▶ _Stated problem_
From the listing below, count the lines where the string "projets" occurs. Give the number, with no other words.

▶ _Exercise materials_

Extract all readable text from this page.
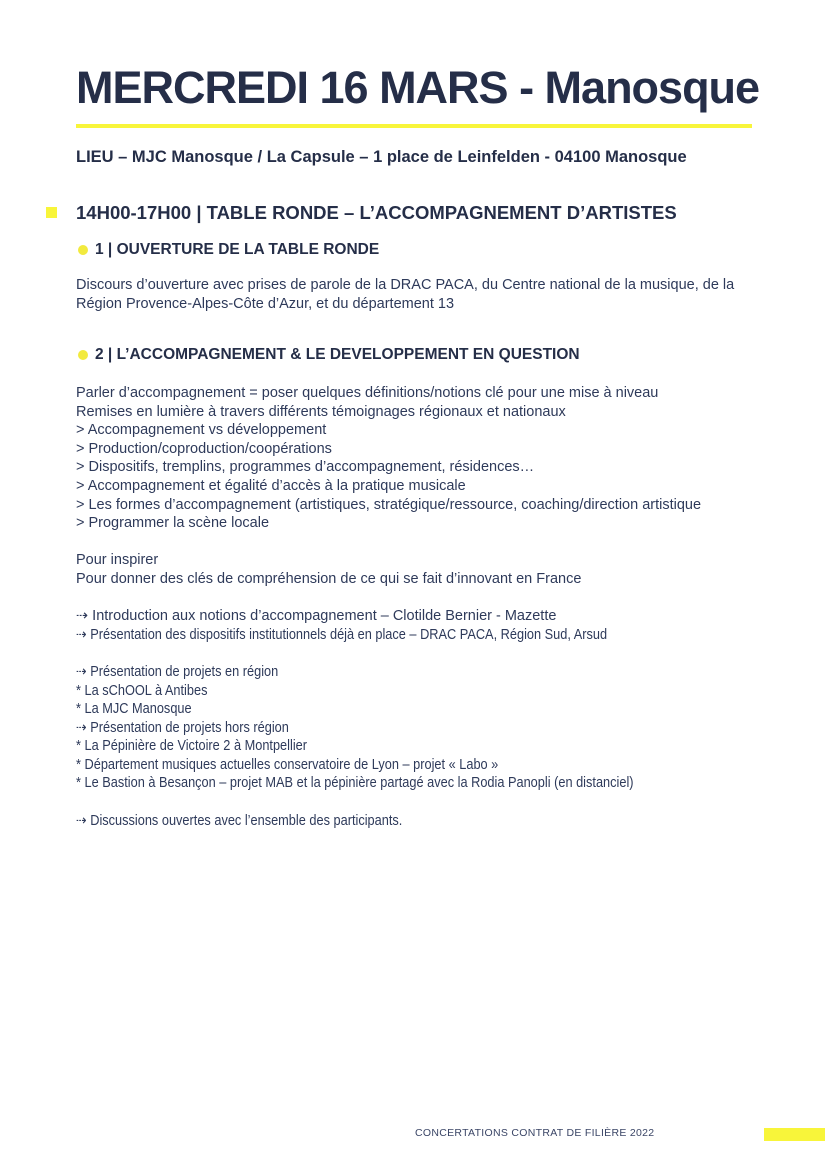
MERCREDI 16 MARS - Manosque
LIEU – MJC Manosque / La Capsule – 1 place de Leinfelden - 04100 Manosque
14H00-17H00 | TABLE RONDE – L’ACCOMPAGNEMENT D’ARTISTES
1 | OUVERTURE DE LA TABLE RONDE
Discours d’ouverture avec prises de parole de la DRAC PACA, du Centre national de la musique, de la Région Provence-Alpes-Côte d’Azur, et du département 13
2 | L’ACCOMPAGNEMENT & LE DEVELOPPEMENT EN QUESTION
Parler d’accompagnement = poser quelques définitions/notions clé pour une mise à niveau
Remises en lumière à travers différents témoignages régionaux et nationaux
> Accompagnement vs développement
> Production/coproduction/coopérations
> Dispositifs, tremplins, programmes d’accompagnement, résidences…
> Accompagnement et égalité d’accès à la pratique musicale
> Les formes d’accompagnement (artistiques, stratégique/ressource, coaching/direction artistique
> Programmer la scène locale
Pour inspirer
Pour donner des clés de compréhension de ce qui se fait d’innovant en France
⇢ Introduction aux notions d’accompagnement – Clotilde Bernier - Mazette
⇢ Présentation des dispositifs institutionnels déjà en place – DRAC PACA, Région Sud, Arsud
⇢ Présentation de projets en région
* La sChOOL à Antibes
* La MJC Manosque
⇢ Présentation de projets hors région
* La Pépinière de Victoire 2 à Montpellier
* Département musiques actuelles conservatoire de Lyon – projet « Labo »
* Le Bastion à Besançon – projet MAB et la pépinière partagé avec la Rodia Panopli (en distanciel)
⇢ Discussions ouvertes avec l’ensemble des participants.
CONCERTATIONS CONTRAT DE FILIÈRE 2022
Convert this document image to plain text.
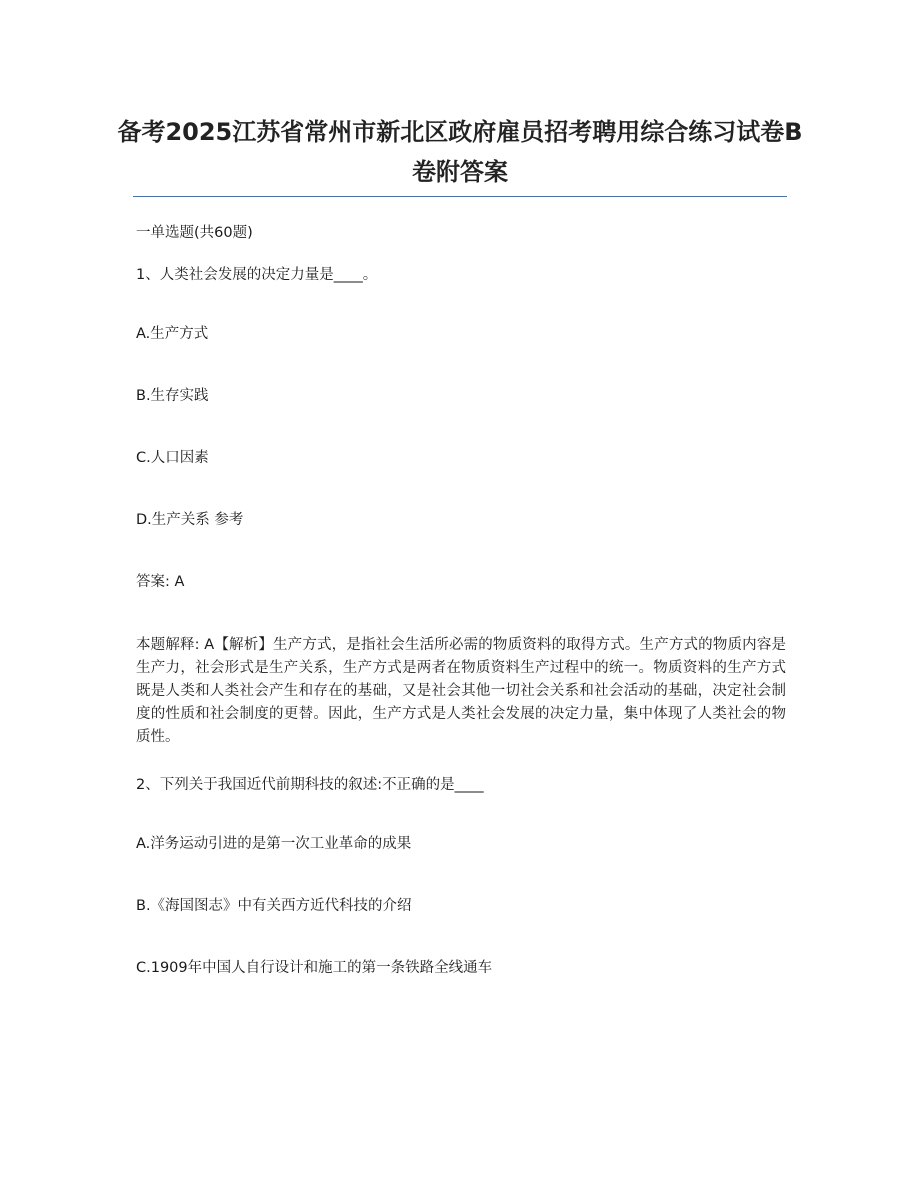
备考2025江苏省常州市新北区政府雇员招考聘用综合练习试卷B卷附答案
一单选题(共60题)
1、人类社会发展的决定力量是____。
A.生产方式
B.生存实践
C.人口因素
D.生产关系 参考
答案: A
本题解释: A【解析】生产方式，是指社会生活所必需的物质资料的取得方式。生产方式的物质内容是生产力，社会形式是生产关系，生产方式是两者在物质资料生产过程中的统一。物质资料的生产方式既是人类和人类社会产生和存在的基础，又是社会其他一切社会关系和社会活动的基础，决定社会制度的性质和社会制度的更替。因此，生产方式是人类社会发展的决定力量，集中体现了人类社会的物质性。
2、下列关于我国近代前期科技的叙述:不正确的是____
A.洋务运动引进的是第一次工业革命的成果
B.《海国图志》中有关西方近代科技的介绍
C.1909年中国人自行设计和施工的第一条铁路全线通车
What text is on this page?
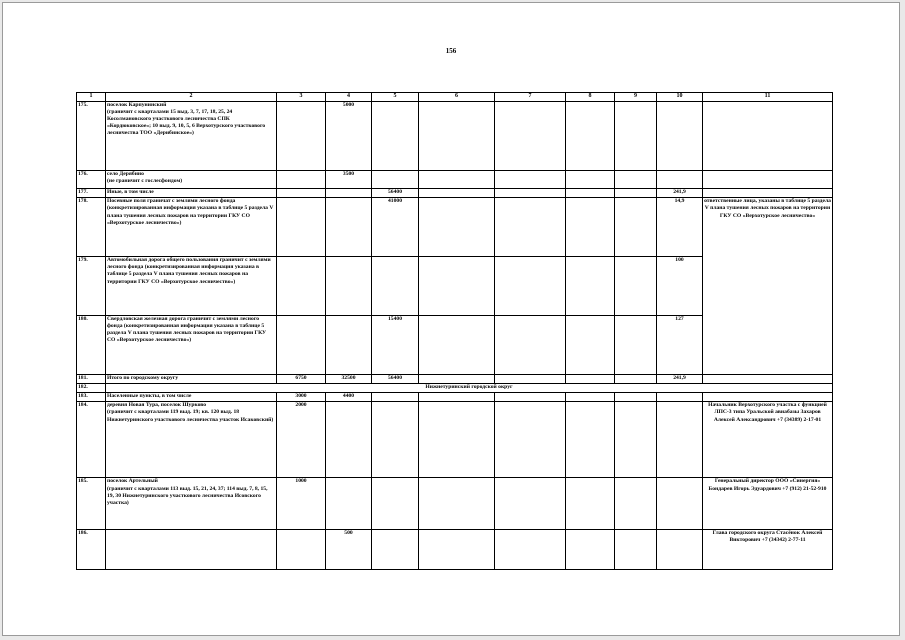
156
1	2	3	4	5	6	7	8	9	10	11
175.	поселок Карпунинский
(граничит с кварталами 15 выд. 3, 7, 17, 18, 25, 24 Косолмановского участкового лесничества СПК «Кордюковское»; 10 выд. 9, 10, 5, 6 Верхотурского участкового лесничества ТОО «Дерибинское»)		5000							
176.	село Дерябино
(не граничит с гослесфондом)		3500							
177.	Иные, в том числе			56400					241,9	
178.	Посевные поля граничат с землями лесного фонда (конкретизированная информация указана в таблице 5 раздела V плана тушения лесных пожаров на территории ГКУ СО «Верхотурское лесничество»)			41000					14,9	ответственные лица, указаны в таблице 5 раздела V плана тушения лесных пожаров на территории ГКУ СО «Верхотурское лесничество»
179.	Автомобильная дорога общего пользования граничит с землями лесного фонда (конкретизированная информация указана в таблице 5 раздела V плана тушения лесных пожаров на территории ГКУ СО «Верхотурское лесничество»)								100	
180.	Свердловская железная дорога граничит с землями лесного фонда (конкретизированная информация указана в таблице 5 раздела V плана тушения лесных пожаров на территории ГКУ СО «Верхотурское лесничество»)			15400					127	
181.	Итого по городскому округу	6750	32500	56400					241,9	
182.	Нижнетуринский городской округ									
183.	Населенные пункты, в том числе	3000	4400							
184.	деревня Новая Тура, поселок Шурково
(граничит с кварталами 119 выд. 19; кв. 120 выд. 18 Нижнетуринского участкового лесничества участок Исаковский)	2000								Начальник Верхотурского участка с функцией ЛПС-3 типа Уральской авиабазы Захаров Алексей Александрович +7 (34389) 2-17-01
185.	поселок Артельный
(граничит с кварталами 113 выд. 15, 21, 24, 37; 114 выд. 7, 8, 15, 19, 30 Нижнетуринского участкового лесничества Исовского участка)	1000								Генеральный директор ООО «Синергия» Бондарев Игорь Эдуардович +7 (912) 21-52-910
186.			500							Глава городского округа Стасёнок Алексей Викторович +7 (34342) 2-77-11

▶ _Answer_
2